-- START Given data --
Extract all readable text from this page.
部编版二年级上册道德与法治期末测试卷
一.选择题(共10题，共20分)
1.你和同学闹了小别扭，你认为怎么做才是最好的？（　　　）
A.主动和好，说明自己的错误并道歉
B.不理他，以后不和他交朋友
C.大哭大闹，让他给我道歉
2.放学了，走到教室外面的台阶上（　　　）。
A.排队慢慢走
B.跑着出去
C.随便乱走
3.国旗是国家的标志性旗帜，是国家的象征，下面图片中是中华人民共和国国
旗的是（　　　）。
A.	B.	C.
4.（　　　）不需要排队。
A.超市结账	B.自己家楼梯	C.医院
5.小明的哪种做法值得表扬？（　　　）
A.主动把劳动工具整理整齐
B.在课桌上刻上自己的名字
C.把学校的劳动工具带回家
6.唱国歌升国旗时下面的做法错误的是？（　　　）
-- END Given data --
• Short exercise
Write out every entry exactly as given.

• Task result
Extract all readable text from this page.
部编版二年级上册道德与法治期末测试卷
一.选择题(共10题，共20分)
1.你和同学闹了小别扭，你认为怎么做才是最好的？（　　　）
A.主动和好，说明自己的错误并道歉
B.不理他，以后不和他交朋友
C.大哭大闹，让他给我道歉
2.放学了，走到教室外面的台阶上（　　　）。
A.排队慢慢走
B.跑着出去
C.随便乱走
3.国旗是国家的标志性旗帜，是国家的象征，下面图片中是中华人民共和国国
旗的是（　　　）。
A.	B.	C.
4.（　　　）不需要排队。
A.超市结账	B.自己家楼梯	C.医院
5.小明的哪种做法值得表扬？（　　　）
A.主动把劳动工具整理整齐
B.在课桌上刻上自己的名字
C.把学校的劳动工具带回家
6.唱国歌升国旗时下面的做法错误的是？（　　　）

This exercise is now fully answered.